● **Data excerpts**:
◇ ◇ ◇
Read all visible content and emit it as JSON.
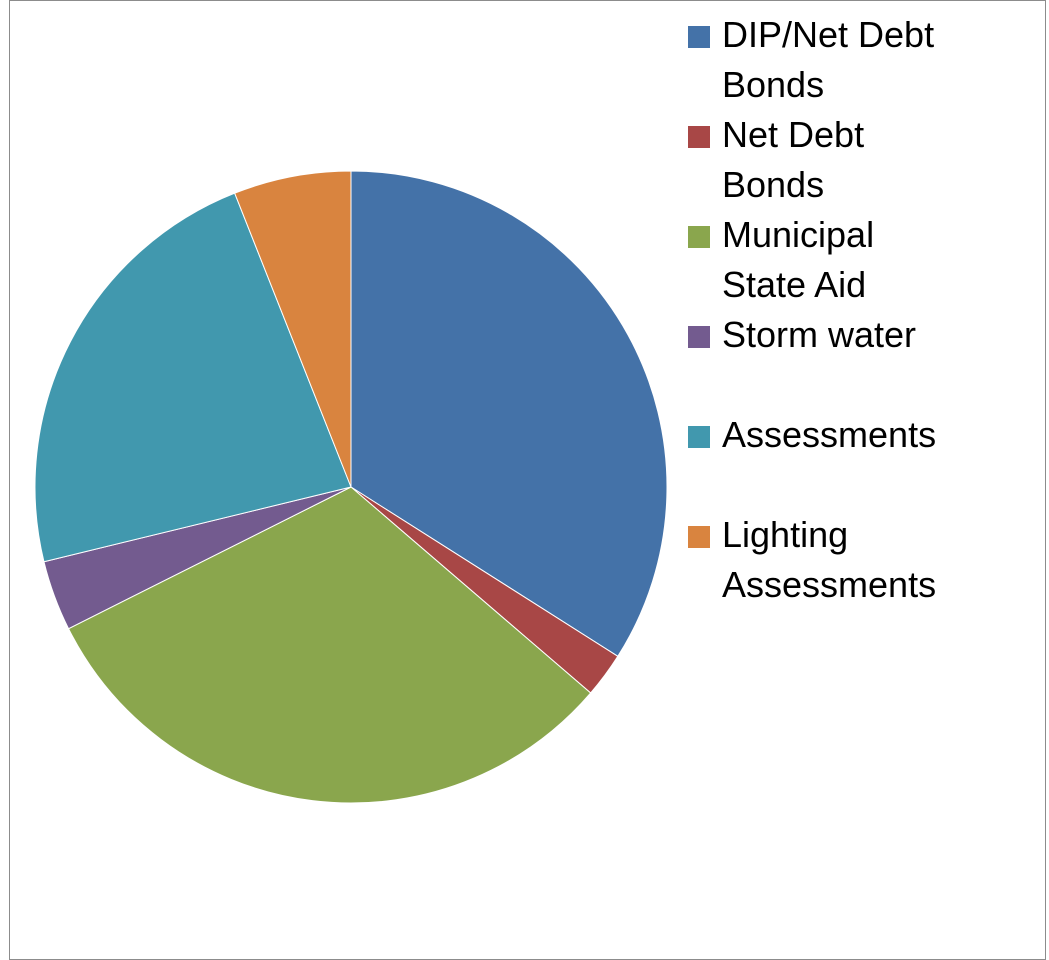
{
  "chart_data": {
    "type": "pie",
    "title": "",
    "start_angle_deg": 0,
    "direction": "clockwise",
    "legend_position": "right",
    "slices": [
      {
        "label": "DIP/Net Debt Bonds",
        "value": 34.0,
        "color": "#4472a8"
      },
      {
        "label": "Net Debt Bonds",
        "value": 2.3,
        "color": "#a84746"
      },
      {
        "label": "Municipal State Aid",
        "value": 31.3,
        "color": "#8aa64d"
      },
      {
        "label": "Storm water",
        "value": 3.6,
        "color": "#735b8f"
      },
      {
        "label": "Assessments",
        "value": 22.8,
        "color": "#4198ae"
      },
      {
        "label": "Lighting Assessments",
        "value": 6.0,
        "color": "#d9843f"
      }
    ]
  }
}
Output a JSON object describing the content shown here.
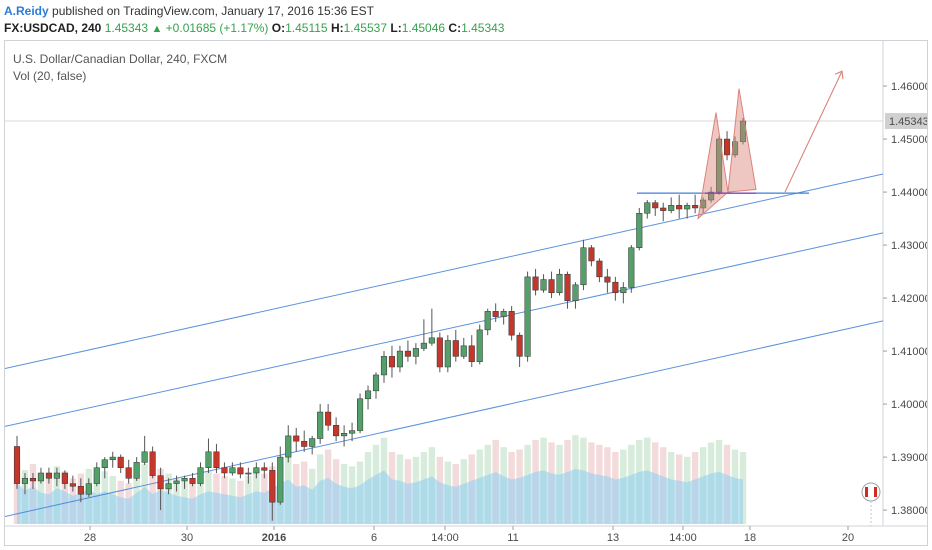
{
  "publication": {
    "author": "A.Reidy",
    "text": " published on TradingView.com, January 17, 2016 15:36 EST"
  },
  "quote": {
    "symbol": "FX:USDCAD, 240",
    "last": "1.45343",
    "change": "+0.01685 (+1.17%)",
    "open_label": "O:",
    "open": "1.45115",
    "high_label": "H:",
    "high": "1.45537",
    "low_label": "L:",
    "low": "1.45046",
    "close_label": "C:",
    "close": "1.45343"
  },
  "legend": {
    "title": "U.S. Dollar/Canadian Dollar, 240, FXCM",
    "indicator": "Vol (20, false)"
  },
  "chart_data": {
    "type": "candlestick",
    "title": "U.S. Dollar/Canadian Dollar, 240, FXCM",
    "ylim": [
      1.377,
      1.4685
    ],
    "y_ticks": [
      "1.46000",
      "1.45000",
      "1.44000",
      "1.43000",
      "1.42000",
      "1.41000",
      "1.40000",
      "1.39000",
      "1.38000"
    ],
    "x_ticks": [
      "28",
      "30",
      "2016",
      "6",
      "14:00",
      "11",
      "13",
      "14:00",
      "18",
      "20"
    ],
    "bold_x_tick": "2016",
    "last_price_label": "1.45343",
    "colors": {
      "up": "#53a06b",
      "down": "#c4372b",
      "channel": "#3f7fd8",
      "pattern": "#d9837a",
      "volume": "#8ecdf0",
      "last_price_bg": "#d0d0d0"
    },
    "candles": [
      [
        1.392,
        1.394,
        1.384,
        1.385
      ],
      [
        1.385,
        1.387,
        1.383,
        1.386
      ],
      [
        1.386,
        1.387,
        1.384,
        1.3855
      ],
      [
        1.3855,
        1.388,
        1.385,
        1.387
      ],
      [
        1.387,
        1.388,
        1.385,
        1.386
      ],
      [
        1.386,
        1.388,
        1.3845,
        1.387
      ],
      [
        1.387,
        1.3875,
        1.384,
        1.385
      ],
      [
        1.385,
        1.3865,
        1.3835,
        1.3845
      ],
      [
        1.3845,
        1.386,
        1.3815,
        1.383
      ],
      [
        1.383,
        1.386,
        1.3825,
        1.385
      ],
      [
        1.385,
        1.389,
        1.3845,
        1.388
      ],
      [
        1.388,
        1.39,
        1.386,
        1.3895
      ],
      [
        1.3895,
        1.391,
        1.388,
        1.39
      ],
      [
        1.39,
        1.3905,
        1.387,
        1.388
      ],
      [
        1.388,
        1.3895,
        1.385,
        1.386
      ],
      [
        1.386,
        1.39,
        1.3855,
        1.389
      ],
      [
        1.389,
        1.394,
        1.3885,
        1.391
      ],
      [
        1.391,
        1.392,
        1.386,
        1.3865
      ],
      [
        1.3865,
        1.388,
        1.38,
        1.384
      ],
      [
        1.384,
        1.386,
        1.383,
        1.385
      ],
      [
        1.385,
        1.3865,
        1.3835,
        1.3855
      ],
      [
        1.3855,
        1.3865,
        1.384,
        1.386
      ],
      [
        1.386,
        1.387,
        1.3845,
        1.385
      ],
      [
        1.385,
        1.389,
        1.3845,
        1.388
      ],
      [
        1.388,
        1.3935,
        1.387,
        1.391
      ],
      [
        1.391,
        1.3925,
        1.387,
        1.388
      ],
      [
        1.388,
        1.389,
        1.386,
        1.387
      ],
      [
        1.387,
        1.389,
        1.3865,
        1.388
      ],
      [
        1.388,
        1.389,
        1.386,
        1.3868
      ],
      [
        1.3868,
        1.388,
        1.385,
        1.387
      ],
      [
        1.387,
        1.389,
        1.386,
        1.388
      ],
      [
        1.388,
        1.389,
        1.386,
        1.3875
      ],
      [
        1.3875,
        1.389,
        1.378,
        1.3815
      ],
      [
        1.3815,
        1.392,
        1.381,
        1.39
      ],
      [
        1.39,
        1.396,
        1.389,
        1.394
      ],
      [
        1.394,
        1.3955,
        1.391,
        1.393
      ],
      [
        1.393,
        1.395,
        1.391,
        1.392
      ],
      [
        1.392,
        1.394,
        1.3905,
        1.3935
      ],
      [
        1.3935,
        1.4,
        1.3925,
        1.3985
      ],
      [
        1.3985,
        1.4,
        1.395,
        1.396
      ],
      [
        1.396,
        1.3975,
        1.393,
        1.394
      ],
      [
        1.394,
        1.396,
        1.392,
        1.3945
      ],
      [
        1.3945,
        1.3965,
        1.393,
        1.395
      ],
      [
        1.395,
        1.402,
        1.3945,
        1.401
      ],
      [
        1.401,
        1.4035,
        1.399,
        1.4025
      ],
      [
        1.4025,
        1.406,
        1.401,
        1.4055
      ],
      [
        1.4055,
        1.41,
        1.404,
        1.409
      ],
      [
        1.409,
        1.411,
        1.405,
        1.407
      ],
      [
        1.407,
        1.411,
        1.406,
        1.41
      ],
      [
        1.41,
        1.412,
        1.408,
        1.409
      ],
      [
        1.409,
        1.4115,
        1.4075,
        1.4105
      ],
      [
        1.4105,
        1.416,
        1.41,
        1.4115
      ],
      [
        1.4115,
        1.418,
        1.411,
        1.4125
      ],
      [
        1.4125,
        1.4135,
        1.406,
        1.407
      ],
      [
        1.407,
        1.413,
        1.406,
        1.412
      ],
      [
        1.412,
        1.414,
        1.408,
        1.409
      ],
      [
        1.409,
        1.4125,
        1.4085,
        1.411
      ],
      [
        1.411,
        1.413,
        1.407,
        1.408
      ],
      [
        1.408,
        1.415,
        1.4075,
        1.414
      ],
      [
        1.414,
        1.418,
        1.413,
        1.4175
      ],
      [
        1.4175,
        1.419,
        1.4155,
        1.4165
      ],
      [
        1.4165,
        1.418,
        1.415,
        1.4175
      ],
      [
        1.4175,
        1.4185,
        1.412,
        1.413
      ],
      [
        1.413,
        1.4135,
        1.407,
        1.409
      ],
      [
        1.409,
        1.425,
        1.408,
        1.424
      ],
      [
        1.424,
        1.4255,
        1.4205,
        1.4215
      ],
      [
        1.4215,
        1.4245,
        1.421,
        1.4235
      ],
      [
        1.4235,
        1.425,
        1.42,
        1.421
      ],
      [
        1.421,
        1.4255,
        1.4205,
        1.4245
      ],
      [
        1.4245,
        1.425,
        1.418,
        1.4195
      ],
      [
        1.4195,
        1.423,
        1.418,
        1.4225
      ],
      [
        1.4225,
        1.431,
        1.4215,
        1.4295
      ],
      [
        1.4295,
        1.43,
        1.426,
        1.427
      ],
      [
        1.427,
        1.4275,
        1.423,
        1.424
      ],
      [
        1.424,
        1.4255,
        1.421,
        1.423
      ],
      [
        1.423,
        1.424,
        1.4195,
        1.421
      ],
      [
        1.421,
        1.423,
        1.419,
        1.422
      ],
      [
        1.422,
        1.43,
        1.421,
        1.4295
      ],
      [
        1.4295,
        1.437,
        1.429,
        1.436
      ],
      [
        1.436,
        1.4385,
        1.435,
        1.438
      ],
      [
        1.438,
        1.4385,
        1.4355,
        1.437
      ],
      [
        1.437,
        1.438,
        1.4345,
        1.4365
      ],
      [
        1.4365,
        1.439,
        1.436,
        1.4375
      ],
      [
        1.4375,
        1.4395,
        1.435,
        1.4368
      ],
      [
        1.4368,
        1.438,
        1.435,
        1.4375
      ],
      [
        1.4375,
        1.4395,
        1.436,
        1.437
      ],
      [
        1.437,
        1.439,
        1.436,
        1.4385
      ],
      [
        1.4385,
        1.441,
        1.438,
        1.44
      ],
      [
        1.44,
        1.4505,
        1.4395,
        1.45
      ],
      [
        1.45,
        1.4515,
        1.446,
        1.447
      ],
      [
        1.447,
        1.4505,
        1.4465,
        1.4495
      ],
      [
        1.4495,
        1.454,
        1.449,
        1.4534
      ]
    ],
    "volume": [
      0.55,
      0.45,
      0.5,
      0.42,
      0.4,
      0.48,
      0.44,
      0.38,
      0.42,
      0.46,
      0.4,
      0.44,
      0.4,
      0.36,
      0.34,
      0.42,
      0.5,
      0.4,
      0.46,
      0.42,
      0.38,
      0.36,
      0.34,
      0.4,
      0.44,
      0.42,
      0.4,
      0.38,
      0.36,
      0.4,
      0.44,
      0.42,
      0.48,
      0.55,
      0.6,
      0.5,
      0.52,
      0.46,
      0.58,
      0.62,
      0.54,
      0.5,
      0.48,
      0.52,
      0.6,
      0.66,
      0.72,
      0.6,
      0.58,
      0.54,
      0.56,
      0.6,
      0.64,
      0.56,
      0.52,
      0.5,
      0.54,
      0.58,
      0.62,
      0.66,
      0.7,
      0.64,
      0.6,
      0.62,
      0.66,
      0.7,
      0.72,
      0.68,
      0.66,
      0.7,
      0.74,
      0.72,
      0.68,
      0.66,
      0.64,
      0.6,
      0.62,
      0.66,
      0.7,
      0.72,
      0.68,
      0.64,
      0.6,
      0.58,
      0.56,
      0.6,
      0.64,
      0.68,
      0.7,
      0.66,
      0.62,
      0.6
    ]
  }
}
◇ ◇ ◇
● **What needs to be done**:
Note how many lines of the material contain the string "Assessments". Then report that number by itself.

● **Solution to this problem**:
2